● **BRIEF**
Extract every line from the records below that contains the word "JSON".

● **INPUT FOR THIS TASK**
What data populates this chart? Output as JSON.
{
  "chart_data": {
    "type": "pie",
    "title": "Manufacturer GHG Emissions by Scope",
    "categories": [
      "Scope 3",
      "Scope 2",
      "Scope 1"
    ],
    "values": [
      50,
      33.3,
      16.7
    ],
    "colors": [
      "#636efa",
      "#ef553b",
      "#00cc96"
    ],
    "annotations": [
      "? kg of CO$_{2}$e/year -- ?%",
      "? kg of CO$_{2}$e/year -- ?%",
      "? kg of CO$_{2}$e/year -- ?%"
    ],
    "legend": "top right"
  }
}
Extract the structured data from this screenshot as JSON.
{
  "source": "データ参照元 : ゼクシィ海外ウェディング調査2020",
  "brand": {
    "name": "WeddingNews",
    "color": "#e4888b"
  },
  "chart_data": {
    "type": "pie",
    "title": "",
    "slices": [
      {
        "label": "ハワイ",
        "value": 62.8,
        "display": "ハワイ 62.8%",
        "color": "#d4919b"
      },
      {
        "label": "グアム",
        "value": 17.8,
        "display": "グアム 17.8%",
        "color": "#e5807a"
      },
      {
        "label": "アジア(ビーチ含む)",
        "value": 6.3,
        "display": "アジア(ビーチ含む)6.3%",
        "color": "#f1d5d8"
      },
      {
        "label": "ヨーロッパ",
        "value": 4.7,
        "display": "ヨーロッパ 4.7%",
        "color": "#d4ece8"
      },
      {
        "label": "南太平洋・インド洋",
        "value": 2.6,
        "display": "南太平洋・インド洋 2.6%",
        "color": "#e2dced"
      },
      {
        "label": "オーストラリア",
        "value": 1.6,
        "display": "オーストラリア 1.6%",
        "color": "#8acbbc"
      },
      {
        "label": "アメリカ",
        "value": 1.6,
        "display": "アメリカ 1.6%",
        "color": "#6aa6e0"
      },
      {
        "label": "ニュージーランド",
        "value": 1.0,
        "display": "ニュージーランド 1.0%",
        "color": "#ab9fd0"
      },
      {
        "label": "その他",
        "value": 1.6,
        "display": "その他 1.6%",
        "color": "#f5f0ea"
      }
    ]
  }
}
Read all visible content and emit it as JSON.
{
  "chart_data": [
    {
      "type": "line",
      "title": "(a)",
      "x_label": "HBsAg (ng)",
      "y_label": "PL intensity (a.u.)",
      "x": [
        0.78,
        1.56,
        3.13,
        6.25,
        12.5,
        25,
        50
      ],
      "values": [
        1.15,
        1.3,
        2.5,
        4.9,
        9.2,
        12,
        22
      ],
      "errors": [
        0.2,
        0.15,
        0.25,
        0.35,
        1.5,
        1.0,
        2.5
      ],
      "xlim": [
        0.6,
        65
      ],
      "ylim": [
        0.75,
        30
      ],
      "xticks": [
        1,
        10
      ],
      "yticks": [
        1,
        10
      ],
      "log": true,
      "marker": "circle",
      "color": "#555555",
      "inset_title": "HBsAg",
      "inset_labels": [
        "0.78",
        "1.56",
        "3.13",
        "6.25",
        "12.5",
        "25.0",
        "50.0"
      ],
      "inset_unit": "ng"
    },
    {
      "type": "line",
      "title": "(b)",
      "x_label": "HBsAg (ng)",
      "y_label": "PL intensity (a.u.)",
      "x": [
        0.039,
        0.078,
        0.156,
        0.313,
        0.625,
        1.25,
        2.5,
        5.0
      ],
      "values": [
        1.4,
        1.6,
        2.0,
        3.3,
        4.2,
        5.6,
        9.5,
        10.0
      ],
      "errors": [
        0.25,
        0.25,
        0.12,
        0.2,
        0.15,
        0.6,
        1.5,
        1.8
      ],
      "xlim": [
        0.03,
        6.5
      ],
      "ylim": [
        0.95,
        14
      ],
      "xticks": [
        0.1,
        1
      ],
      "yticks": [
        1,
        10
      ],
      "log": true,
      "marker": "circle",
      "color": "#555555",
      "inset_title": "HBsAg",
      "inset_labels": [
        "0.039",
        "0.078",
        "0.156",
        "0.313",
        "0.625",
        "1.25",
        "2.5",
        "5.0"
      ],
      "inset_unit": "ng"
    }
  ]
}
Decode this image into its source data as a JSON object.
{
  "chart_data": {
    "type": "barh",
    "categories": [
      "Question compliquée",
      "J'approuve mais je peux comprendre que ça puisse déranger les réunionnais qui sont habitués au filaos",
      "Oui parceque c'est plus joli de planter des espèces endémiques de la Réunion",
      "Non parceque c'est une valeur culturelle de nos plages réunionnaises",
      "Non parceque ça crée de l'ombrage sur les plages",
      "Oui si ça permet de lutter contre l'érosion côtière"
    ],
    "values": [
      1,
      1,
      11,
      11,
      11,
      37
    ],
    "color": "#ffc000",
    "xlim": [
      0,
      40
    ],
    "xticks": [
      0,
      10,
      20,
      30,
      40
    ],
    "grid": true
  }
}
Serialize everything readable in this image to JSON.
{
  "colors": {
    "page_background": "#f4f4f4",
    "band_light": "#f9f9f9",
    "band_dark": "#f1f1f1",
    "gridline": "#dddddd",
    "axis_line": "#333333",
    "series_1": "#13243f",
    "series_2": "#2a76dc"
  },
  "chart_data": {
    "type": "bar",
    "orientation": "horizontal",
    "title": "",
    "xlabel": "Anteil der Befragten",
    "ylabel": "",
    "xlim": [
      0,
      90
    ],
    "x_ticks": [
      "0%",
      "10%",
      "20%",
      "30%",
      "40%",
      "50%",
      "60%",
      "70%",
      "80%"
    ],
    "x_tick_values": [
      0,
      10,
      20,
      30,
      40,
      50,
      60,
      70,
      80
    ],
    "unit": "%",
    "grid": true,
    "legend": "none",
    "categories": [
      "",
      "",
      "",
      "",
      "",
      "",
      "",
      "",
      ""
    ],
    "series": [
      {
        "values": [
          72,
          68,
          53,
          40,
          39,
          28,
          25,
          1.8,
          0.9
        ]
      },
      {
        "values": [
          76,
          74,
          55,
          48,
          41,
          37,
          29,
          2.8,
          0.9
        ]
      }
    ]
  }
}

● **THE REPLY**
What data populates this chart? Output as JSON.
Extract the structured data from this screenshot as JSON.
Read all visible content and emit it as JSON.
Decode this image into its source data as a JSON object.
Serialize everything readable in this image to JSON.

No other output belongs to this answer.